Given data:
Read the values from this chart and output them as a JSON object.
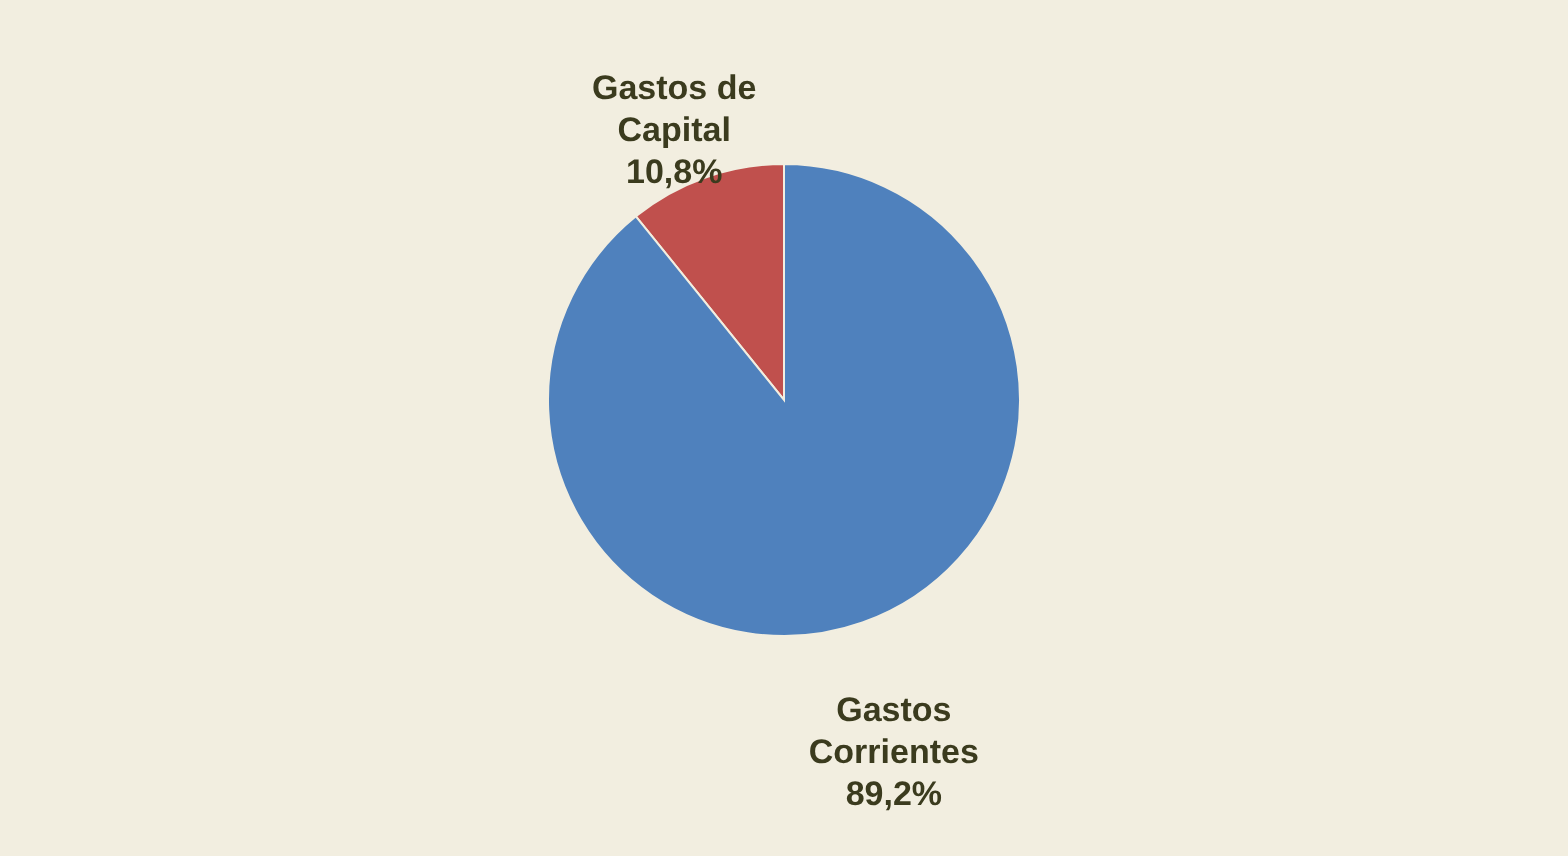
{
  "chart_data": {
    "type": "pie",
    "categories": [
      "Gastos de Capital",
      "Gastos Corrientes"
    ],
    "values": [
      10.8,
      89.2
    ],
    "colors": [
      "#c0504d",
      "#4f81bd"
    ],
    "value_labels": [
      "10,8%",
      "89,2%"
    ]
  }
}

What is asked: Write out all the entries again, word for word, and print no images.

Written answer:
Read the values from this chart and output them as a JSON object.
{
  "chart_data": {
    "type": "pie",
    "categories": [
      "Gastos de Capital",
      "Gastos Corrientes"
    ],
    "values": [
      10.8,
      89.2
    ],
    "colors": [
      "#c0504d",
      "#4f81bd"
    ],
    "value_labels": [
      "10,8%",
      "89,2%"
    ]
  }
}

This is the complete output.